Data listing

= = = = = = =

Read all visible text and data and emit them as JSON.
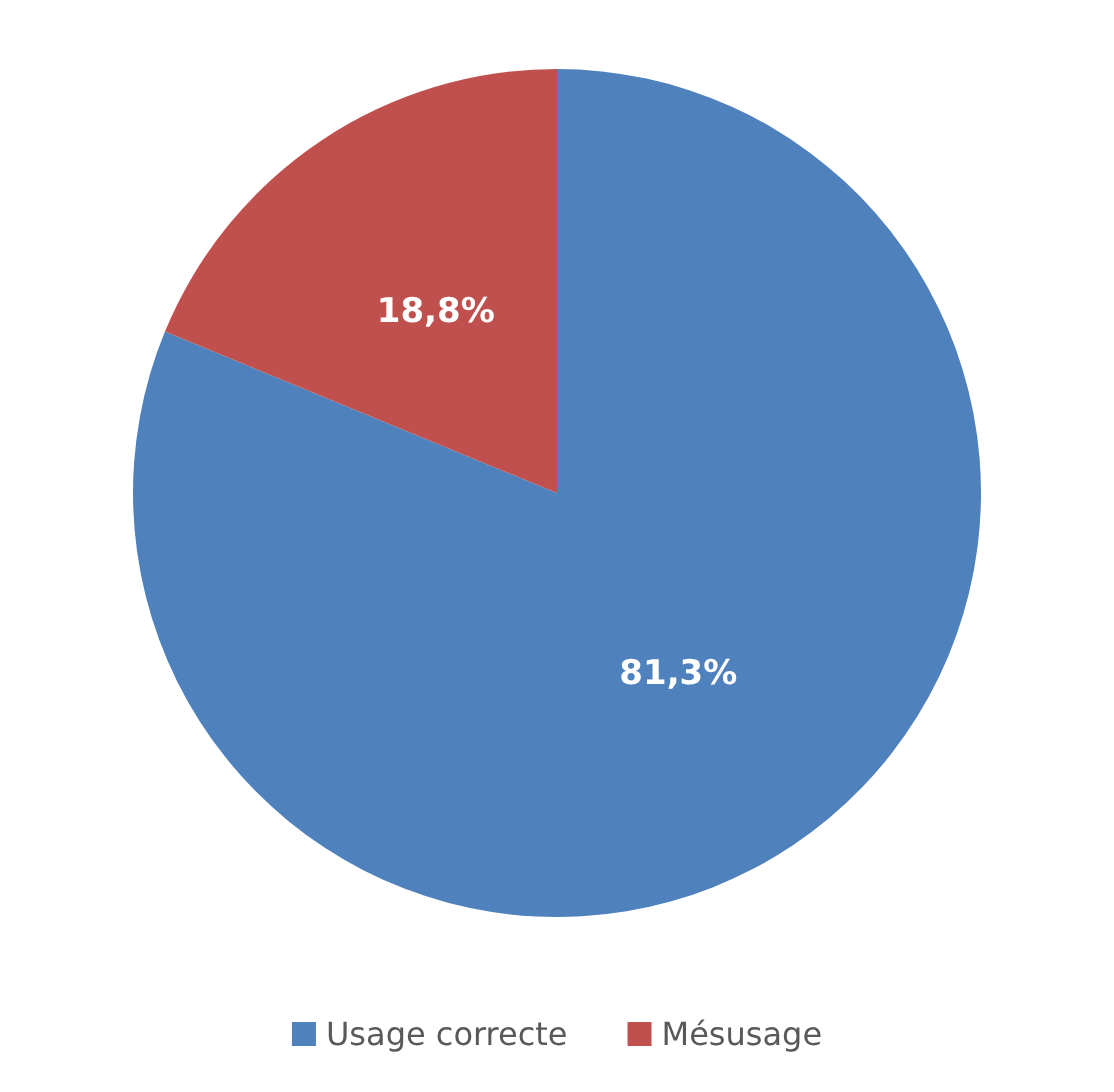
{
  "chart_data": {
    "type": "pie",
    "categories": [
      "Usage correcte",
      "Mésusage"
    ],
    "values": [
      81.3,
      18.8
    ],
    "colors": [
      "#4f81bd",
      "#c0504d"
    ],
    "value_labels": [
      "81,3%",
      "18,8%"
    ],
    "legend": "bottom"
  }
}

= = = = = = =

● Requirements
Omit the pictures and output all of the other material exactly.

● Solution for this task
Read all visible text and data and emit them as JSON.
{
  "chart_data": {
    "type": "pie",
    "categories": [
      "Usage correcte",
      "Mésusage"
    ],
    "values": [
      81.3,
      18.8
    ],
    "colors": [
      "#4f81bd",
      "#c0504d"
    ],
    "value_labels": [
      "81,3%",
      "18,8%"
    ],
    "legend": "bottom"
  }
}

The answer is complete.